Items from a data source ▸
· · ·

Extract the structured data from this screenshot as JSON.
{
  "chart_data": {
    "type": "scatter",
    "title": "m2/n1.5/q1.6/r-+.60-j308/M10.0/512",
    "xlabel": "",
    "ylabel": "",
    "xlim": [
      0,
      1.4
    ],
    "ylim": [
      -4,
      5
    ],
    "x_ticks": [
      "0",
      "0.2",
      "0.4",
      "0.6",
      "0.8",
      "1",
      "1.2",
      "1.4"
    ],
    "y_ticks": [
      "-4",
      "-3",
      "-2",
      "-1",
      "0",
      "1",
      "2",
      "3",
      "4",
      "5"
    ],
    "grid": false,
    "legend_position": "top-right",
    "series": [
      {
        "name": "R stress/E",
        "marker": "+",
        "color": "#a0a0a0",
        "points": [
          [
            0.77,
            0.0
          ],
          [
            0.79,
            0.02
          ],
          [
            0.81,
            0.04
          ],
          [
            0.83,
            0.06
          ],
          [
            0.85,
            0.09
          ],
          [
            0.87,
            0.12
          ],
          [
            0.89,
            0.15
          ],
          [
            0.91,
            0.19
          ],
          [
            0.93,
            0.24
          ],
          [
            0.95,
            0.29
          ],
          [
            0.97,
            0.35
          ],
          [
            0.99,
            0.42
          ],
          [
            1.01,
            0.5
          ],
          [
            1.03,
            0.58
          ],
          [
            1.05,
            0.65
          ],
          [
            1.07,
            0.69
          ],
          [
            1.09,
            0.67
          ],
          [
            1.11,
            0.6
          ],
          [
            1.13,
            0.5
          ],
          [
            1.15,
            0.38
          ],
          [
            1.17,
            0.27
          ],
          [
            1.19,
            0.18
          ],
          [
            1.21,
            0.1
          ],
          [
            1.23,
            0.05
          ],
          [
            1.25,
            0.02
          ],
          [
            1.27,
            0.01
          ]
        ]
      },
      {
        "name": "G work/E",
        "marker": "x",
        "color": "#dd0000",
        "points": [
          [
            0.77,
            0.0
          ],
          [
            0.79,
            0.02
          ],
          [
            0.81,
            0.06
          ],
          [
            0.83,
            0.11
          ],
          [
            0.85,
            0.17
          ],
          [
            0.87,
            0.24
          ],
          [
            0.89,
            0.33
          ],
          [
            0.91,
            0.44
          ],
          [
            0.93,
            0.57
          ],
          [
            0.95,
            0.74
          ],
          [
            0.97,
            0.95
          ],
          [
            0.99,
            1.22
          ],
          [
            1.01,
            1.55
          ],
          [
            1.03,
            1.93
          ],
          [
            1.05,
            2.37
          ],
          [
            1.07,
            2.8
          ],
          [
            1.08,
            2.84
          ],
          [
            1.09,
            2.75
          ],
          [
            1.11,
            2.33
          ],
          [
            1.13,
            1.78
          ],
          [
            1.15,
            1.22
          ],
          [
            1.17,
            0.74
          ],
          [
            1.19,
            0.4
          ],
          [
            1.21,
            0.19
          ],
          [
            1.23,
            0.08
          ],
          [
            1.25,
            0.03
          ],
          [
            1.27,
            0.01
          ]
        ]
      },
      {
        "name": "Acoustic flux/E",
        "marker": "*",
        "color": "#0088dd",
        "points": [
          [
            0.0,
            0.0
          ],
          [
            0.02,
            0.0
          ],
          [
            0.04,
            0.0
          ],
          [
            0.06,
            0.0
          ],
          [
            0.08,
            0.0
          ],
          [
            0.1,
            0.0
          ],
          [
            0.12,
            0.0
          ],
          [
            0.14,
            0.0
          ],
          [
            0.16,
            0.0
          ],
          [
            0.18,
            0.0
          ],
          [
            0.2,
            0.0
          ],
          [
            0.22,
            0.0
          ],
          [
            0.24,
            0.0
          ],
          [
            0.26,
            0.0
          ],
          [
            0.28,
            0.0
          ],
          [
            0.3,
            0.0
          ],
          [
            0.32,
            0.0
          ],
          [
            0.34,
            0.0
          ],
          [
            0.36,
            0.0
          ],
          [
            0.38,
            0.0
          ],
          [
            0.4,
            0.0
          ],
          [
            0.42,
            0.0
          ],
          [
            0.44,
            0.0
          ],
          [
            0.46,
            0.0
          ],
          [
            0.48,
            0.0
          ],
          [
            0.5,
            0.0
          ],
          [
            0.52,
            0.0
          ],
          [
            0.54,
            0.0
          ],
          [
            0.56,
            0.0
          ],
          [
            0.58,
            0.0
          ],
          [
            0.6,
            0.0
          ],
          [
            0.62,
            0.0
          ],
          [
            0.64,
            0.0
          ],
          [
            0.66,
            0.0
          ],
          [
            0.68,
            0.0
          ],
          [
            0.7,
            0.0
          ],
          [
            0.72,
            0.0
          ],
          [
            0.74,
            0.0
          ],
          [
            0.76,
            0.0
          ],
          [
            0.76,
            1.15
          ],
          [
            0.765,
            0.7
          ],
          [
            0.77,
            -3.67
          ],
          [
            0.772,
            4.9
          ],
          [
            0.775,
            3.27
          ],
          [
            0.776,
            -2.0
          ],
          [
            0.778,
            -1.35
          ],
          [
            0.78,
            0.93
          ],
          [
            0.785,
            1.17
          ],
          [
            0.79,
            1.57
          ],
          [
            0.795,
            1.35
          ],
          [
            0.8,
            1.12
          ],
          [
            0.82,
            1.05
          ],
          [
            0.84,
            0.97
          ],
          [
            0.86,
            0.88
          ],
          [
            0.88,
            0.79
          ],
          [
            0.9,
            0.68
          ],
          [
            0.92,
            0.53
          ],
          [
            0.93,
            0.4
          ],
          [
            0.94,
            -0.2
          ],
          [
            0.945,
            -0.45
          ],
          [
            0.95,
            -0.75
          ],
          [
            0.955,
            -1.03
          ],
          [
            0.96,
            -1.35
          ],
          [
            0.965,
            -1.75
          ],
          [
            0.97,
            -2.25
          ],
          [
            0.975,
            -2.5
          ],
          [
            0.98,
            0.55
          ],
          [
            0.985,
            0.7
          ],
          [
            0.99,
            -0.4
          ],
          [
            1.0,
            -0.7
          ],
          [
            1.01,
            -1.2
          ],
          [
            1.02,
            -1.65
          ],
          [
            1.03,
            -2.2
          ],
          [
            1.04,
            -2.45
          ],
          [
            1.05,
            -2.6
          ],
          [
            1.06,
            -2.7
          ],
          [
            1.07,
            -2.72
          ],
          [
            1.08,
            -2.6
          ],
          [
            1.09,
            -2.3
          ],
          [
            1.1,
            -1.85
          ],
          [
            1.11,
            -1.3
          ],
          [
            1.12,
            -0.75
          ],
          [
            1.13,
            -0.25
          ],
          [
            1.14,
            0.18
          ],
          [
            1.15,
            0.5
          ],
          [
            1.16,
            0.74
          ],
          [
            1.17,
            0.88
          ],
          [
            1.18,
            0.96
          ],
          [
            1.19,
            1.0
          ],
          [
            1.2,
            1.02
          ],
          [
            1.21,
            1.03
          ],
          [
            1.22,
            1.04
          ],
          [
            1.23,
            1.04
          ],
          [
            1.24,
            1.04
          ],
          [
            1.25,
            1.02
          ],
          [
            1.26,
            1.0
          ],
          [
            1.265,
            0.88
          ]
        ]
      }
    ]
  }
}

· · ·

REQUIRED TASK ▸
From the data, pick out every line that includes "name".

EXERCISE RESULT ▸
        "name": "R stress/E",
        "name": "G work/E",
        "name": "Acoustic flux/E",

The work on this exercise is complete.